--- The data ---
* Begin *

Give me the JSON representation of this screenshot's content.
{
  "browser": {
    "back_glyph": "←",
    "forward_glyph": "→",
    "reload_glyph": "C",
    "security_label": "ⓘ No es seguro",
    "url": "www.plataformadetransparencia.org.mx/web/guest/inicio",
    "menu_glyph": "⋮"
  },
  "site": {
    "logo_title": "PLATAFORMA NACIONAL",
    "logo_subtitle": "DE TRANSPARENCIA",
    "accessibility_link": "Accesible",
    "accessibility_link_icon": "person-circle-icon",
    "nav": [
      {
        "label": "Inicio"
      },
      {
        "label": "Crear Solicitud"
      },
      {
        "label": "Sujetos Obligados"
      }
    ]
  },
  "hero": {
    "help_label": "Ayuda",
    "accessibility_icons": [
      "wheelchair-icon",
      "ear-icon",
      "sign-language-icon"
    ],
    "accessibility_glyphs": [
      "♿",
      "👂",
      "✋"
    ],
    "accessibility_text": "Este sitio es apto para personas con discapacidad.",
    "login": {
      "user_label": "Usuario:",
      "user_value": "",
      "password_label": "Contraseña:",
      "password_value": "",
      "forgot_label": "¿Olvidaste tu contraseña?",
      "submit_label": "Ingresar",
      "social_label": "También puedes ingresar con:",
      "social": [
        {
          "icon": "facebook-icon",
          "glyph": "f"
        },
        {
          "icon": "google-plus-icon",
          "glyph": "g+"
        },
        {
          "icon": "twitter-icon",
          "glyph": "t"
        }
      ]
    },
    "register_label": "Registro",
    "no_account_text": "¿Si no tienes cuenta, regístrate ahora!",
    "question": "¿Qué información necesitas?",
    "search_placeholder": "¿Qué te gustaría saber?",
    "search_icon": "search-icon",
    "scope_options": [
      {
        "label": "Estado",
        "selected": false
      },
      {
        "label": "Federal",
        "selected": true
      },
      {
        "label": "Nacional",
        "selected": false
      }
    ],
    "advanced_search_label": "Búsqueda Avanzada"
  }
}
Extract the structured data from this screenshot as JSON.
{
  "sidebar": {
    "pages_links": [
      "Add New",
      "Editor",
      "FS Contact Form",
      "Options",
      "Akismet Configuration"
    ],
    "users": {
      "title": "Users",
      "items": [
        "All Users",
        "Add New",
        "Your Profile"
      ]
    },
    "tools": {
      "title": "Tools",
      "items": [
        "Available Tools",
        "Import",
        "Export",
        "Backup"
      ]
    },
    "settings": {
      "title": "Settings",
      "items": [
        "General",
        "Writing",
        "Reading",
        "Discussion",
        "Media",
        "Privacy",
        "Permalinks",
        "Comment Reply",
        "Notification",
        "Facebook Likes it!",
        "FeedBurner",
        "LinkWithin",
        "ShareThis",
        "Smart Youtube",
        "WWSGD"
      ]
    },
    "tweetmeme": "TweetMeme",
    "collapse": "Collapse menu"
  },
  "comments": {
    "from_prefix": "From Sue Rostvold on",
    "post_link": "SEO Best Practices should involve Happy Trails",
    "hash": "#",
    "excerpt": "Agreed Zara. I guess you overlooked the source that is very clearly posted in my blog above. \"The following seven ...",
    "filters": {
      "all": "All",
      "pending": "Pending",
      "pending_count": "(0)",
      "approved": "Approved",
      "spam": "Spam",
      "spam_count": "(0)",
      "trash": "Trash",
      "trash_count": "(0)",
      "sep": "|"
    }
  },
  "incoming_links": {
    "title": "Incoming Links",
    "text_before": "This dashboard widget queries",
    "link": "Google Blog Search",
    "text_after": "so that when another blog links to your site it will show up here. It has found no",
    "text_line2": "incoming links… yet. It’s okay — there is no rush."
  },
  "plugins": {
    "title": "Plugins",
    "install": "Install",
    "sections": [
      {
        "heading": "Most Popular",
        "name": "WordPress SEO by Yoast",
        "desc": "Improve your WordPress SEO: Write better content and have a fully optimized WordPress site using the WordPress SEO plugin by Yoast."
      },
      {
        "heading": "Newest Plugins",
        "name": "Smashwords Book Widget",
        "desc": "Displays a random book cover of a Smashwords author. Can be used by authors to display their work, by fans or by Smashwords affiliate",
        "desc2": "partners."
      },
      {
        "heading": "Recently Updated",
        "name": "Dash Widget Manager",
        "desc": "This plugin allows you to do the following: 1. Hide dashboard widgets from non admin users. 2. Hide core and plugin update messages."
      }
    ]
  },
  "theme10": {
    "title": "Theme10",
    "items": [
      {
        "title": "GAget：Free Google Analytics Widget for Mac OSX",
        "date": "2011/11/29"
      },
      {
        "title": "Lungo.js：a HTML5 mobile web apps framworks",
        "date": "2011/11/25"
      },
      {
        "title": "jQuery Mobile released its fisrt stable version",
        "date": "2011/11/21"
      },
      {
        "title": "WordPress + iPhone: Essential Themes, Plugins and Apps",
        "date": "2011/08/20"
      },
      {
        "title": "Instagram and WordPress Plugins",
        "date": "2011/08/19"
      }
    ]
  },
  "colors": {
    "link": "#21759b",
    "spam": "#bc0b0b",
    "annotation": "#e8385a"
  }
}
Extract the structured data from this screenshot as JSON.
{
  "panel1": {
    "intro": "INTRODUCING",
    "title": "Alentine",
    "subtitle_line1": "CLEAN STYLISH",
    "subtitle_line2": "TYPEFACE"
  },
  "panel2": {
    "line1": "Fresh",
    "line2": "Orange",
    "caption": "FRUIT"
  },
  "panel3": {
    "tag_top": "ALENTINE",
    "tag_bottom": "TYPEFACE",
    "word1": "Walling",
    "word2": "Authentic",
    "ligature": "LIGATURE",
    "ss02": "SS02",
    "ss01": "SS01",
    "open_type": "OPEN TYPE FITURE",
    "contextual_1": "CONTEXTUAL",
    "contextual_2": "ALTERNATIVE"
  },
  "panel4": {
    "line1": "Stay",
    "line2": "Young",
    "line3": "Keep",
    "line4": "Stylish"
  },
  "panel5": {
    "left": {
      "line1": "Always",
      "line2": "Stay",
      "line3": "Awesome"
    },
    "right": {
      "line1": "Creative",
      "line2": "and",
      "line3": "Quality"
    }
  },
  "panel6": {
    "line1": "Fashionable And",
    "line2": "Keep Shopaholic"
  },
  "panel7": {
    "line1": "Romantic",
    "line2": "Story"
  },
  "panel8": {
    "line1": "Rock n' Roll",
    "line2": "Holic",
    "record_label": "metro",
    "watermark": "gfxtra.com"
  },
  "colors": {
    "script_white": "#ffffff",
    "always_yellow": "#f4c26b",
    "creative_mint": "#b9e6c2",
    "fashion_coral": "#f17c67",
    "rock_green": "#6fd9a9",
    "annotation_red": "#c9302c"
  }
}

* End *

--- Aim of the task ---
Faithfully transcribe the whole of the data.

--- Answer to the task ---
Give me the JSON representation of this screenshot's content.
{
  "browser": {
    "back_glyph": "←",
    "forward_glyph": "→",
    "reload_glyph": "C",
    "security_label": "ⓘ No es seguro",
    "url": "www.plataformadetransparencia.org.mx/web/guest/inicio",
    "menu_glyph": "⋮"
  },
  "site": {
    "logo_title": "PLATAFORMA NACIONAL",
    "logo_subtitle": "DE TRANSPARENCIA",
    "accessibility_link": "Accesible",
    "accessibility_link_icon": "person-circle-icon",
    "nav": [
      {
        "label": "Inicio"
      },
      {
        "label": "Crear Solicitud"
      },
      {
        "label": "Sujetos Obligados"
      }
    ]
  },
  "hero": {
    "help_label": "Ayuda",
    "accessibility_icons": [
      "wheelchair-icon",
      "ear-icon",
      "sign-language-icon"
    ],
    "accessibility_glyphs": [
      "♿",
      "👂",
      "✋"
    ],
    "accessibility_text": "Este sitio es apto para personas con discapacidad.",
    "login": {
      "user_label": "Usuario:",
      "user_value": "",
      "password_label": "Contraseña:",
      "password_value": "",
      "forgot_label": "¿Olvidaste tu contraseña?",
      "submit_label": "Ingresar",
      "social_label": "También puedes ingresar con:",
      "social": [
        {
          "icon": "facebook-icon",
          "glyph": "f"
        },
        {
          "icon": "google-plus-icon",
          "glyph": "g+"
        },
        {
          "icon": "twitter-icon",
          "glyph": "t"
        }
      ]
    },
    "register_label": "Registro",
    "no_account_text": "¿Si no tienes cuenta, regístrate ahora!",
    "question": "¿Qué información necesitas?",
    "search_placeholder": "¿Qué te gustaría saber?",
    "search_icon": "search-icon",
    "scope_options": [
      {
        "label": "Estado",
        "selected": false
      },
      {
        "label": "Federal",
        "selected": true
      },
      {
        "label": "Nacional",
        "selected": false
      }
    ],
    "advanced_search_label": "Búsqueda Avanzada"
  }
}
Extract the structured data from this screenshot as JSON.
{
  "sidebar": {
    "pages_links": [
      "Add New",
      "Editor",
      "FS Contact Form",
      "Options",
      "Akismet Configuration"
    ],
    "users": {
      "title": "Users",
      "items": [
        "All Users",
        "Add New",
        "Your Profile"
      ]
    },
    "tools": {
      "title": "Tools",
      "items": [
        "Available Tools",
        "Import",
        "Export",
        "Backup"
      ]
    },
    "settings": {
      "title": "Settings",
      "items": [
        "General",
        "Writing",
        "Reading",
        "Discussion",
        "Media",
        "Privacy",
        "Permalinks",
        "Comment Reply",
        "Notification",
        "Facebook Likes it!",
        "FeedBurner",
        "LinkWithin",
        "ShareThis",
        "Smart Youtube",
        "WWSGD"
      ]
    },
    "tweetmeme": "TweetMeme",
    "collapse": "Collapse menu"
  },
  "comments": {
    "from_prefix": "From Sue Rostvold on",
    "post_link": "SEO Best Practices should involve Happy Trails",
    "hash": "#",
    "excerpt": "Agreed Zara. I guess you overlooked the source that is very clearly posted in my blog above. \"The following seven ...",
    "filters": {
      "all": "All",
      "pending": "Pending",
      "pending_count": "(0)",
      "approved": "Approved",
      "spam": "Spam",
      "spam_count": "(0)",
      "trash": "Trash",
      "trash_count": "(0)",
      "sep": "|"
    }
  },
  "incoming_links": {
    "title": "Incoming Links",
    "text_before": "This dashboard widget queries",
    "link": "Google Blog Search",
    "text_after": "so that when another blog links to your site it will show up here. It has found no",
    "text_line2": "incoming links… yet. It’s okay — there is no rush."
  },
  "plugins": {
    "title": "Plugins",
    "install": "Install",
    "sections": [
      {
        "heading": "Most Popular",
        "name": "WordPress SEO by Yoast",
        "desc": "Improve your WordPress SEO: Write better content and have a fully optimized WordPress site using the WordPress SEO plugin by Yoast."
      },
      {
        "heading": "Newest Plugins",
        "name": "Smashwords Book Widget",
        "desc": "Displays a random book cover of a Smashwords author. Can be used by authors to display their work, by fans or by Smashwords affiliate",
        "desc2": "partners."
      },
      {
        "heading": "Recently Updated",
        "name": "Dash Widget Manager",
        "desc": "This plugin allows you to do the following: 1. Hide dashboard widgets from non admin users. 2. Hide core and plugin update messages."
      }
    ]
  },
  "theme10": {
    "title": "Theme10",
    "items": [
      {
        "title": "GAget：Free Google Analytics Widget for Mac OSX",
        "date": "2011/11/29"
      },
      {
        "title": "Lungo.js：a HTML5 mobile web apps framworks",
        "date": "2011/11/25"
      },
      {
        "title": "jQuery Mobile released its fisrt stable version",
        "date": "2011/11/21"
      },
      {
        "title": "WordPress + iPhone: Essential Themes, Plugins and Apps",
        "date": "2011/08/20"
      },
      {
        "title": "Instagram and WordPress Plugins",
        "date": "2011/08/19"
      }
    ]
  },
  "colors": {
    "link": "#21759b",
    "spam": "#bc0b0b",
    "annotation": "#e8385a"
  }
}
Extract the structured data from this screenshot as JSON.
{
  "panel1": {
    "intro": "INTRODUCING",
    "title": "Alentine",
    "subtitle_line1": "CLEAN STYLISH",
    "subtitle_line2": "TYPEFACE"
  },
  "panel2": {
    "line1": "Fresh",
    "line2": "Orange",
    "caption": "FRUIT"
  },
  "panel3": {
    "tag_top": "ALENTINE",
    "tag_bottom": "TYPEFACE",
    "word1": "Walling",
    "word2": "Authentic",
    "ligature": "LIGATURE",
    "ss02": "SS02",
    "ss01": "SS01",
    "open_type": "OPEN TYPE FITURE",
    "contextual_1": "CONTEXTUAL",
    "contextual_2": "ALTERNATIVE"
  },
  "panel4": {
    "line1": "Stay",
    "line2": "Young",
    "line3": "Keep",
    "line4": "Stylish"
  },
  "panel5": {
    "left": {
      "line1": "Always",
      "line2": "Stay",
      "line3": "Awesome"
    },
    "right": {
      "line1": "Creative",
      "line2": "and",
      "line3": "Quality"
    }
  },
  "panel6": {
    "line1": "Fashionable And",
    "line2": "Keep Shopaholic"
  },
  "panel7": {
    "line1": "Romantic",
    "line2": "Story"
  },
  "panel8": {
    "line1": "Rock n' Roll",
    "line2": "Holic",
    "record_label": "metro",
    "watermark": "gfxtra.com"
  },
  "colors": {
    "script_white": "#ffffff",
    "always_yellow": "#f4c26b",
    "creative_mint": "#b9e6c2",
    "fashion_coral": "#f17c67",
    "rock_green": "#6fd9a9",
    "annotation_red": "#c9302c"
  }
}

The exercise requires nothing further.